All lines below must be repeated exactly, with the pictures omitted.

(Figure contents as structured data)
.....
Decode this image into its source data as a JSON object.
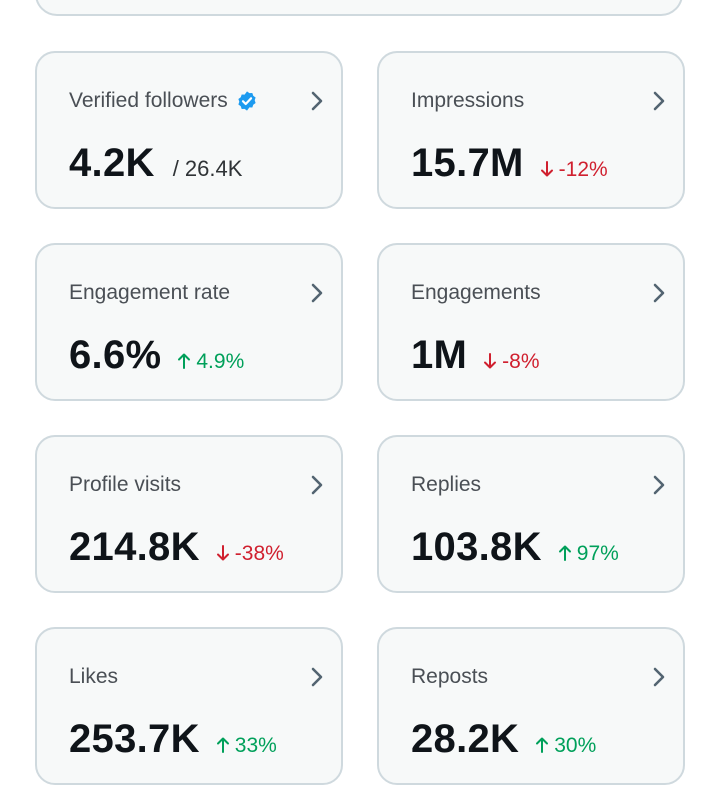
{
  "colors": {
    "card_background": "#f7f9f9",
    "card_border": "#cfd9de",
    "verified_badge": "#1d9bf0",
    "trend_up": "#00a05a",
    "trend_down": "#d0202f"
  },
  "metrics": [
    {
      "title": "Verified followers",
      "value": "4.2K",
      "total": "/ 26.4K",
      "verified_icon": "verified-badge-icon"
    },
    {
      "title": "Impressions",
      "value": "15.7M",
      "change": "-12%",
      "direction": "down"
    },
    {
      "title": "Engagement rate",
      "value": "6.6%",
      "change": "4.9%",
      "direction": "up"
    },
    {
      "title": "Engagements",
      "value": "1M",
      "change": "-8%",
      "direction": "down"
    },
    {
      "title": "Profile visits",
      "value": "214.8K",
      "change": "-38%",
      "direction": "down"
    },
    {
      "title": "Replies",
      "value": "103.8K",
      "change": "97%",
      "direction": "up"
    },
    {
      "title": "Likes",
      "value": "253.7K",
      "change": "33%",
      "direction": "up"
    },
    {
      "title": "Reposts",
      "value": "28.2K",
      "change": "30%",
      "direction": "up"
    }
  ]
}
.....
=== TASK RESULT ===
Decode this image into its source data as a JSON object.
{
  "colors": {
    "card_background": "#f7f9f9",
    "card_border": "#cfd9de",
    "verified_badge": "#1d9bf0",
    "trend_up": "#00a05a",
    "trend_down": "#d0202f"
  },
  "metrics": [
    {
      "title": "Verified followers",
      "value": "4.2K",
      "total": "/ 26.4K",
      "verified_icon": "verified-badge-icon"
    },
    {
      "title": "Impressions",
      "value": "15.7M",
      "change": "-12%",
      "direction": "down"
    },
    {
      "title": "Engagement rate",
      "value": "6.6%",
      "change": "4.9%",
      "direction": "up"
    },
    {
      "title": "Engagements",
      "value": "1M",
      "change": "-8%",
      "direction": "down"
    },
    {
      "title": "Profile visits",
      "value": "214.8K",
      "change": "-38%",
      "direction": "down"
    },
    {
      "title": "Replies",
      "value": "103.8K",
      "change": "97%",
      "direction": "up"
    },
    {
      "title": "Likes",
      "value": "253.7K",
      "change": "33%",
      "direction": "up"
    },
    {
      "title": "Reposts",
      "value": "28.2K",
      "change": "30%",
      "direction": "up"
    }
  ]
}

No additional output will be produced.